Listed entries ▸
........
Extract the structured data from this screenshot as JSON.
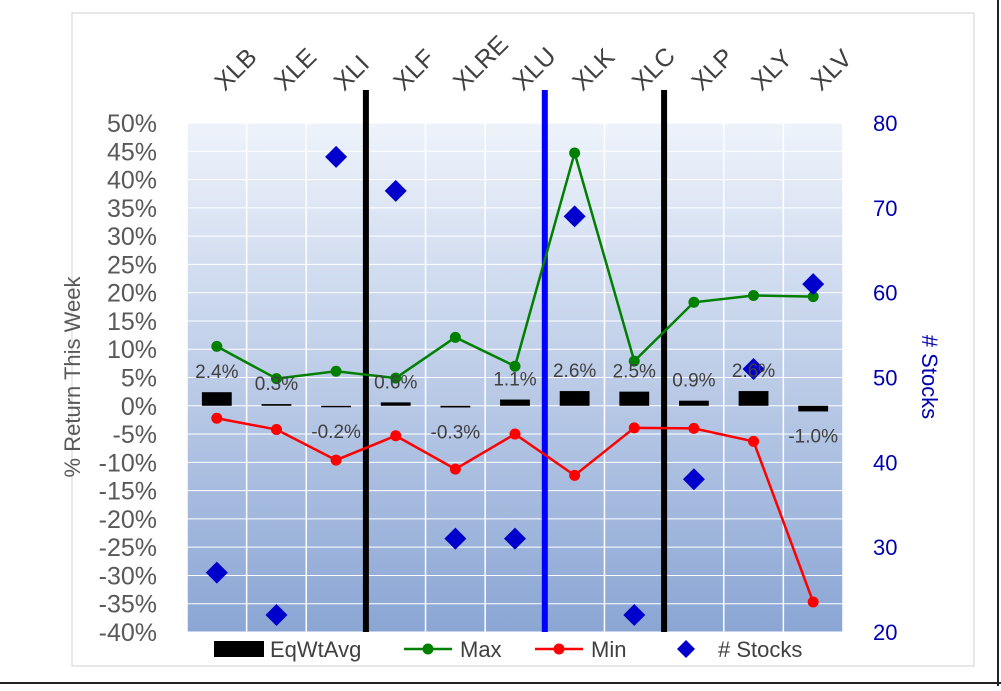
{
  "chart_data": {
    "type": "line",
    "title": "",
    "categories": [
      "XLB",
      "XLE",
      "XLI",
      "XLF",
      "XLRE",
      "XLU",
      "XLK",
      "XLC",
      "XLP",
      "XLY",
      "XLV"
    ],
    "ylabel": "% Return This Week",
    "y2label": "# Stocks",
    "ylim": [
      -0.4,
      0.5
    ],
    "y2lim": [
      20,
      80
    ],
    "y_ticks": [
      "50%",
      "45%",
      "40%",
      "35%",
      "30%",
      "25%",
      "20%",
      "15%",
      "10%",
      "5%",
      "0%",
      "-5%",
      "-10%",
      "-15%",
      "-20%",
      "-25%",
      "-30%",
      "-35%",
      "-40%"
    ],
    "y2_ticks": [
      "80",
      "70",
      "60",
      "50",
      "40",
      "30",
      "20"
    ],
    "grid": true,
    "legend_position": "bottom",
    "series": [
      {
        "name": "EqWtAvg",
        "kind": "bar",
        "color": "#000000",
        "values": [
          0.024,
          0.003,
          -0.002,
          0.006,
          -0.003,
          0.011,
          0.026,
          0.025,
          0.009,
          0.026,
          -0.01
        ],
        "labels": [
          "2.4%",
          "0.3%",
          "-0.2%",
          "0.6%",
          "-0.3%",
          "1.1%",
          "2.6%",
          "2.5%",
          "0.9%",
          "2.6%",
          "-1.0%"
        ]
      },
      {
        "name": "Max",
        "kind": "line",
        "color": "#008000",
        "values": [
          0.105,
          0.048,
          0.061,
          0.049,
          0.121,
          0.07,
          0.447,
          0.079,
          0.183,
          0.195,
          0.193
        ]
      },
      {
        "name": "Min",
        "kind": "line",
        "color": "#ff0000",
        "values": [
          -0.022,
          -0.042,
          -0.096,
          -0.053,
          -0.112,
          -0.05,
          -0.123,
          -0.039,
          -0.04,
          -0.063,
          -0.347
        ]
      },
      {
        "name": "# Stocks",
        "kind": "scatter",
        "axis": "secondary",
        "color": "#0000cc",
        "values": [
          27,
          22,
          76,
          72,
          31,
          31,
          69,
          22,
          38,
          51,
          61
        ]
      }
    ],
    "dividers": [
      {
        "after": "XLI",
        "color": "#000000"
      },
      {
        "after": "XLU",
        "color": "#0000ff"
      },
      {
        "after": "XLC",
        "color": "#000000"
      }
    ]
  }
}
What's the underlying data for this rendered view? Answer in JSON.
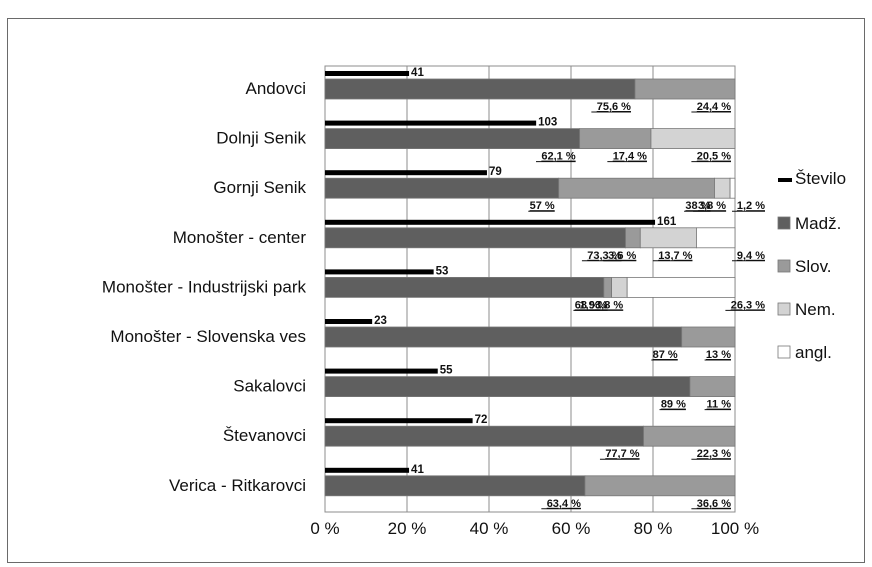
{
  "chart_data": {
    "type": "bar",
    "orientation": "horizontal",
    "stacked_percent": true,
    "categories": [
      "Andovci",
      "Dolnji Senik",
      "Gornji Senik",
      "Monošter - center",
      "Monošter - Industrijski park",
      "Monošter - Slovenska ves",
      "Sakalovci",
      "Števanovci",
      "Verica - Ritkarovci"
    ],
    "count_series": {
      "name": "Število",
      "values": [
        41,
        103,
        79,
        161,
        53,
        23,
        55,
        72,
        41
      ],
      "max": 200
    },
    "series": [
      {
        "name": "Madž.",
        "color": "#5f5f5f",
        "values": [
          75.6,
          62.1,
          57,
          73.3,
          68,
          87,
          89,
          77.7,
          63.4
        ],
        "labels": [
          "75,6 %",
          "62,1 %",
          "57 %",
          "73,3 %",
          "68 %",
          "87 %",
          "89 %",
          "77,7 %",
          "63,4 %"
        ]
      },
      {
        "name": "Slov.",
        "color": "#9a9a9a",
        "values": [
          24.4,
          17.4,
          38,
          3.6,
          1.9,
          13,
          11,
          22.3,
          36.6
        ],
        "labels": [
          "24,4 %",
          "17,4 %",
          "38 %",
          "3,6 %",
          "1,9 %",
          "13 %",
          "11 %",
          "22,3 %",
          "36,6 %"
        ]
      },
      {
        "name": "Nem.",
        "color": "#d3d3d3",
        "values": [
          0,
          20.5,
          3.8,
          13.7,
          3.8,
          0,
          0,
          0,
          0
        ],
        "labels": [
          "",
          "20,5 %",
          "3,8 %",
          "13,7 %",
          "3,8 %",
          "",
          "",
          "",
          ""
        ]
      },
      {
        "name": "angl.",
        "color": "#ffffff",
        "values": [
          0,
          0,
          1.2,
          9.4,
          26.3,
          0,
          0,
          0,
          0
        ],
        "labels": [
          "",
          "",
          "1,2 %",
          "9,4 %",
          "26,3 %",
          "",
          "",
          "",
          ""
        ]
      }
    ],
    "x_ticks": [
      "0 %",
      "20 %",
      "40 %",
      "60 %",
      "80 %",
      "100 %"
    ],
    "xlim": [
      0,
      100
    ],
    "grid": true,
    "legend_position": "right"
  }
}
........
What you need to do ▸
Without the pictures, repeat all the records word for word.

Reply ▸
Extract the structured data from this screenshot as JSON.
{
  "chart_data": {
    "type": "line",
    "title": "",
    "categories": [
      "XLB",
      "XLE",
      "XLI",
      "XLF",
      "XLRE",
      "XLU",
      "XLK",
      "XLC",
      "XLP",
      "XLY",
      "XLV"
    ],
    "ylabel": "% Return This Week",
    "y2label": "# Stocks",
    "ylim": [
      -0.4,
      0.5
    ],
    "y2lim": [
      20,
      80
    ],
    "y_ticks": [
      "50%",
      "45%",
      "40%",
      "35%",
      "30%",
      "25%",
      "20%",
      "15%",
      "10%",
      "5%",
      "0%",
      "-5%",
      "-10%",
      "-15%",
      "-20%",
      "-25%",
      "-30%",
      "-35%",
      "-40%"
    ],
    "y2_ticks": [
      "80",
      "70",
      "60",
      "50",
      "40",
      "30",
      "20"
    ],
    "grid": true,
    "legend_position": "bottom",
    "series": [
      {
        "name": "EqWtAvg",
        "kind": "bar",
        "color": "#000000",
        "values": [
          0.024,
          0.003,
          -0.002,
          0.006,
          -0.003,
          0.011,
          0.026,
          0.025,
          0.009,
          0.026,
          -0.01
        ],
        "labels": [
          "2.4%",
          "0.3%",
          "-0.2%",
          "0.6%",
          "-0.3%",
          "1.1%",
          "2.6%",
          "2.5%",
          "0.9%",
          "2.6%",
          "-1.0%"
        ]
      },
      {
        "name": "Max",
        "kind": "line",
        "color": "#008000",
        "values": [
          0.105,
          0.048,
          0.061,
          0.049,
          0.121,
          0.07,
          0.447,
          0.079,
          0.183,
          0.195,
          0.193
        ]
      },
      {
        "name": "Min",
        "kind": "line",
        "color": "#ff0000",
        "values": [
          -0.022,
          -0.042,
          -0.096,
          -0.053,
          -0.112,
          -0.05,
          -0.123,
          -0.039,
          -0.04,
          -0.063,
          -0.347
        ]
      },
      {
        "name": "# Stocks",
        "kind": "scatter",
        "axis": "secondary",
        "color": "#0000cc",
        "values": [
          27,
          22,
          76,
          72,
          31,
          31,
          69,
          22,
          38,
          51,
          61
        ]
      }
    ],
    "dividers": [
      {
        "after": "XLI",
        "color": "#000000"
      },
      {
        "after": "XLU",
        "color": "#0000ff"
      },
      {
        "after": "XLC",
        "color": "#000000"
      }
    ]
  }
}
What's the underlying data for this rendered view? Answer in JSON.
{
  "chart_data": {
    "type": "bar",
    "orientation": "horizontal",
    "stacked_percent": true,
    "categories": [
      "Andovci",
      "Dolnji Senik",
      "Gornji Senik",
      "Monošter - center",
      "Monošter - Industrijski park",
      "Monošter - Slovenska ves",
      "Sakalovci",
      "Števanovci",
      "Verica - Ritkarovci"
    ],
    "count_series": {
      "name": "Število",
      "values": [
        41,
        103,
        79,
        161,
        53,
        23,
        55,
        72,
        41
      ],
      "max": 200
    },
    "series": [
      {
        "name": "Madž.",
        "color": "#5f5f5f",
        "values": [
          75.6,
          62.1,
          57,
          73.3,
          68,
          87,
          89,
          77.7,
          63.4
        ],
        "labels": [
          "75,6 %",
          "62,1 %",
          "57 %",
          "73,3 %",
          "68 %",
          "87 %",
          "89 %",
          "77,7 %",
          "63,4 %"
        ]
      },
      {
        "name": "Slov.",
        "color": "#9a9a9a",
        "values": [
          24.4,
          17.4,
          38,
          3.6,
          1.9,
          13,
          11,
          22.3,
          36.6
        ],
        "labels": [
          "24,4 %",
          "17,4 %",
          "38 %",
          "3,6 %",
          "1,9 %",
          "13 %",
          "11 %",
          "22,3 %",
          "36,6 %"
        ]
      },
      {
        "name": "Nem.",
        "color": "#d3d3d3",
        "values": [
          0,
          20.5,
          3.8,
          13.7,
          3.8,
          0,
          0,
          0,
          0
        ],
        "labels": [
          "",
          "20,5 %",
          "3,8 %",
          "13,7 %",
          "3,8 %",
          "",
          "",
          "",
          ""
        ]
      },
      {
        "name": "angl.",
        "color": "#ffffff",
        "values": [
          0,
          0,
          1.2,
          9.4,
          26.3,
          0,
          0,
          0,
          0
        ],
        "labels": [
          "",
          "",
          "1,2 %",
          "9,4 %",
          "26,3 %",
          "",
          "",
          "",
          ""
        ]
      }
    ],
    "x_ticks": [
      "0 %",
      "20 %",
      "40 %",
      "60 %",
      "80 %",
      "100 %"
    ],
    "xlim": [
      0,
      100
    ],
    "grid": true,
    "legend_position": "right"
  }
}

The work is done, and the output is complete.